| Task instructions |
Using the listing beneath this task, count the lines with the word "této" and write only the result.

Part of a data file
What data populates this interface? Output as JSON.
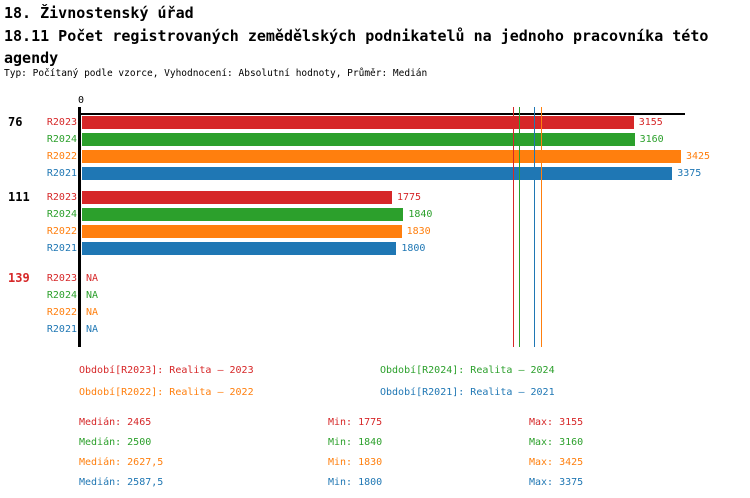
{
  "header": {
    "title": "18. Živnostenský úřad",
    "subtitle": "18.11 Počet  registrovaných zemědělských podnikatelů na jednoho pracovníka  této agendy",
    "type_line": "Typ: Počítaný podle vzorce, Vyhodnocení: Absolutní hodnoty, Průměr: Medián"
  },
  "chart_data": {
    "type": "bar",
    "orientation": "horizontal",
    "title": "18.11 Počet registrovaných zemědělských podnikatelů na jednoho pracovníka této agendy",
    "xlabel": "",
    "ylabel": "",
    "x_axis": {
      "min": 0,
      "max": 3450,
      "tick_labels": [
        "0"
      ],
      "grid": false
    },
    "na_text": "NA",
    "series": [
      {
        "name": "R2023",
        "color": "#d62728",
        "median_value": 2465,
        "median_display": "2465",
        "min_display": "1775",
        "max_display": "3155"
      },
      {
        "name": "R2024",
        "color": "#2ca02c",
        "median_value": 2500,
        "median_display": "2500",
        "min_display": "1840",
        "max_display": "3160"
      },
      {
        "name": "R2022",
        "color": "#ff7f0e",
        "median_value": 2627.5,
        "median_display": "2627,5",
        "min_display": "1830",
        "max_display": "3425"
      },
      {
        "name": "R2021",
        "color": "#1f77b4",
        "median_value": 2587.5,
        "median_display": "2587,5",
        "min_display": "1800",
        "max_display": "3375"
      }
    ],
    "groups": [
      {
        "label": "76",
        "label_color": "#000000",
        "values": [
          3155,
          3160,
          3425,
          3375
        ]
      },
      {
        "label": "111",
        "label_color": "#000000",
        "values": [
          1775,
          1840,
          1830,
          1800
        ]
      },
      {
        "label": "139",
        "label_color": "#d62728",
        "values": [
          null,
          null,
          null,
          null
        ]
      }
    ],
    "median_lines": [
      2465,
      2500,
      2627.5,
      2587.5
    ],
    "legend_position": "bottom"
  },
  "legend": {
    "items": [
      {
        "label": "Období[R2023]: Realita – 2023",
        "color": "#d62728"
      },
      {
        "label": "Období[R2024]: Realita – 2024",
        "color": "#2ca02c"
      },
      {
        "label": "Období[R2022]: Realita – 2022",
        "color": "#ff7f0e"
      },
      {
        "label": "Období[R2021]: Realita – 2021",
        "color": "#1f77b4"
      }
    ]
  },
  "stats": {
    "median_label": "Medián",
    "min_label": "Min",
    "max_label": "Max"
  }
}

| The output |
2